◆ What is expected ◆
Reproduce the lines below exactly, from the one containing "Parse this screenshot: output" through the one containing "What's the underlying", both included. Leave out any pictures.

◆ Material provided ◆
——

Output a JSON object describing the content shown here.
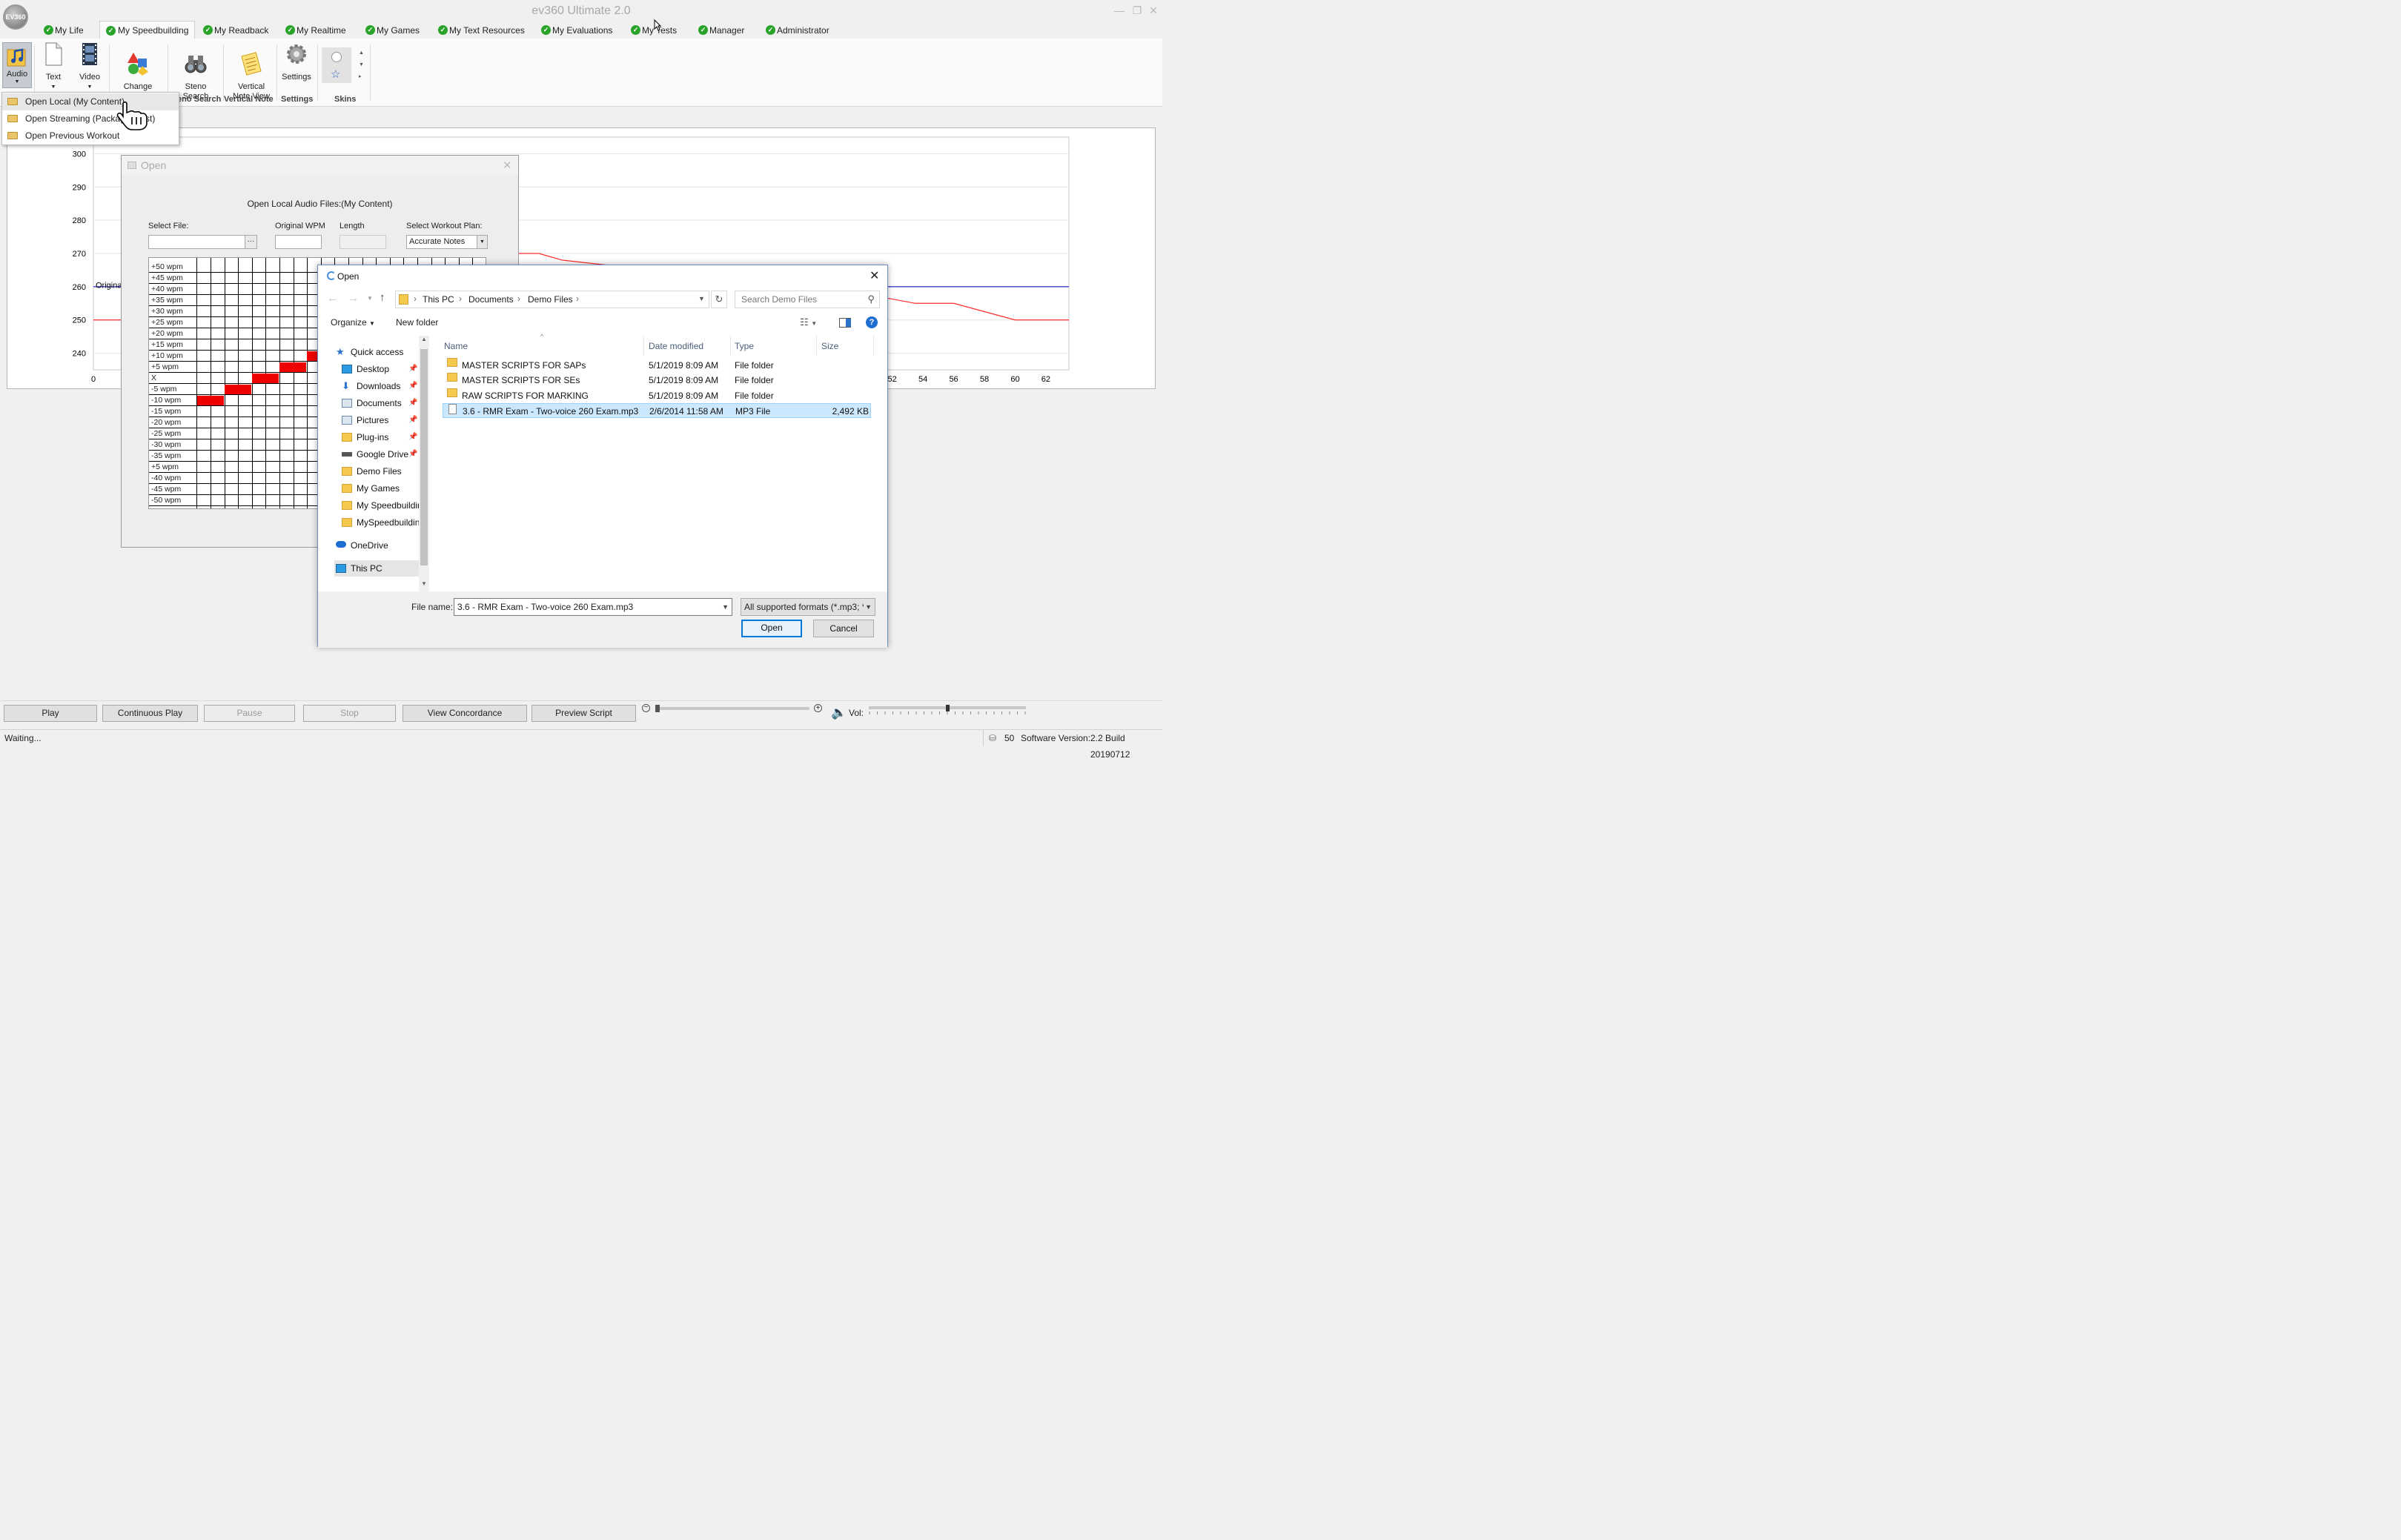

——

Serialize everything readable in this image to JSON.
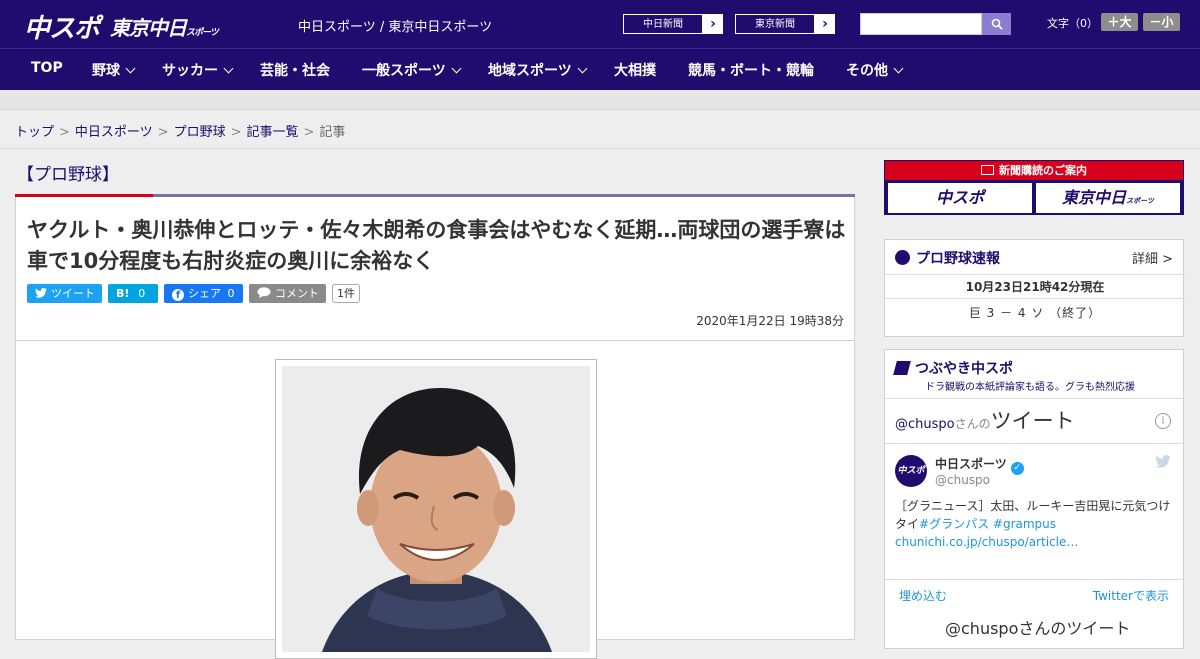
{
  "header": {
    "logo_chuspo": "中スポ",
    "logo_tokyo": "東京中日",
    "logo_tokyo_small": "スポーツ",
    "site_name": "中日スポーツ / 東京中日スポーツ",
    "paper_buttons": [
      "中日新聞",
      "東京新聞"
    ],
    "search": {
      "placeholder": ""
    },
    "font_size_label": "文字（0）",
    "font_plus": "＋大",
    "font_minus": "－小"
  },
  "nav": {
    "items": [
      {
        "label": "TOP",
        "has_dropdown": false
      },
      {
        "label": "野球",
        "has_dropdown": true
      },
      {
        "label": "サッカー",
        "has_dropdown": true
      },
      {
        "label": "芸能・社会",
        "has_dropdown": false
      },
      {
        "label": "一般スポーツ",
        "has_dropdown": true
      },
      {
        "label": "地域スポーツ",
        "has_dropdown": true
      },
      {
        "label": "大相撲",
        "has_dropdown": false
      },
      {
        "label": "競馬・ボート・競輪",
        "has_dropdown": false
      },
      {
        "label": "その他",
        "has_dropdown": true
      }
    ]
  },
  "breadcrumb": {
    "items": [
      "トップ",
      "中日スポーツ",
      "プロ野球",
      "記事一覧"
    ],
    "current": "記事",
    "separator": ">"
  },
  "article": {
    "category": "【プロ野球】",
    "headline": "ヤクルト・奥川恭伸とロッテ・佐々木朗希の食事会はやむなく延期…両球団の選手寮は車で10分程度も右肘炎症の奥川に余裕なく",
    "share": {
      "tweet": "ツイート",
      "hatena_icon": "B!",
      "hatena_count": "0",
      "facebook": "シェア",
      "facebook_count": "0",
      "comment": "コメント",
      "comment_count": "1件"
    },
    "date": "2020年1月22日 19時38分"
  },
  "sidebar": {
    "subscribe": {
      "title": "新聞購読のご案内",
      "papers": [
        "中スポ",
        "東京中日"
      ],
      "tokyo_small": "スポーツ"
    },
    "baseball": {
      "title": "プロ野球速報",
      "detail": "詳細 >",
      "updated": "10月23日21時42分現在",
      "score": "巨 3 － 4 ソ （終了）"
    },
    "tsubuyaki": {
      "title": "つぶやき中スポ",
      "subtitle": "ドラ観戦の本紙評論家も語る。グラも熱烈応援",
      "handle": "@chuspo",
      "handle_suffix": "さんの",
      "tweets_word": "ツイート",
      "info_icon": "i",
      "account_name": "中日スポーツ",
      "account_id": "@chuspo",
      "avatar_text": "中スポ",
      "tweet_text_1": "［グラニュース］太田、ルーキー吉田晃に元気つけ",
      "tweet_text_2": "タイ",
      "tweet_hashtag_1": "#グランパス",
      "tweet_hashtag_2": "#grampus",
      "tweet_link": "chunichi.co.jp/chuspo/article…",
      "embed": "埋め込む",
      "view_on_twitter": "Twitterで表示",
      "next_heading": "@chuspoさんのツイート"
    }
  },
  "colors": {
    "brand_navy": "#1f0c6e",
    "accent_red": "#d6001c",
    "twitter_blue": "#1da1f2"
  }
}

——

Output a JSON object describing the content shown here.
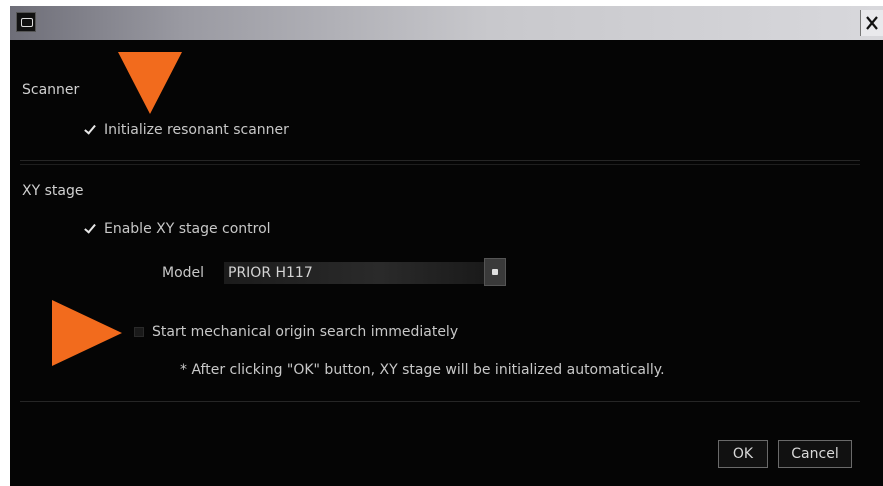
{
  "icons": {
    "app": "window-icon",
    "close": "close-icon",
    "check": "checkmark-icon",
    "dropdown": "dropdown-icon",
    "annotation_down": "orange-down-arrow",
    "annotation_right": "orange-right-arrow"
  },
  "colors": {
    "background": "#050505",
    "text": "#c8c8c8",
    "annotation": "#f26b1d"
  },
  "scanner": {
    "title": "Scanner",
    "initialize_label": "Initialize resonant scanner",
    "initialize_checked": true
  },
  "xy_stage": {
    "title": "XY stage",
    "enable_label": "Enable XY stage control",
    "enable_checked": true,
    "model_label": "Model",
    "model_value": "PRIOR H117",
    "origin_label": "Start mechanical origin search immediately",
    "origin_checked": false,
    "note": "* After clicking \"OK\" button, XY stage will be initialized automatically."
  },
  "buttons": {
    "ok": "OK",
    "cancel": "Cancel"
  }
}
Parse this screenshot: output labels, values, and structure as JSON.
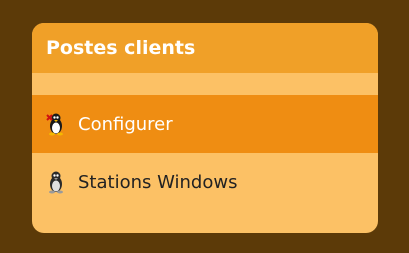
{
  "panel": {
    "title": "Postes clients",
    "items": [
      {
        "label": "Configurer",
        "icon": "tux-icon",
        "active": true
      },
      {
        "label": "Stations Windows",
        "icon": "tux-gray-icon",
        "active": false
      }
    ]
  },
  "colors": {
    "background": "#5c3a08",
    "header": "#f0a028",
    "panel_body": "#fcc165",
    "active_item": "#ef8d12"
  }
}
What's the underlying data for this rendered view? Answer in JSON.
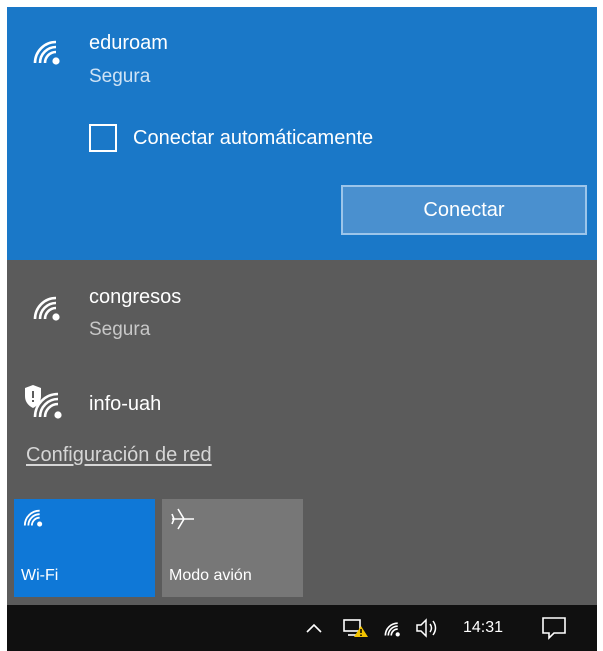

——

◆ Result for this task ◆
Parse this screenshot: output labels, values, and structure as JSON.
{
  "panel": {
    "title": "Postes clients",
    "items": [
      {
        "label": "Configurer",
        "icon": "tux-icon",
        "active": true
      },
      {
        "label": "Stations Windows",
        "icon": "tux-gray-icon",
        "active": false
      }
    ]
  },
  "colors": {
    "background": "#5c3a08",
    "header": "#f0a028",
    "panel_body": "#fcc165",
    "active_item": "#ef8d12"
  }
}
What's the underlying data for this rendered view? Answer in JSON.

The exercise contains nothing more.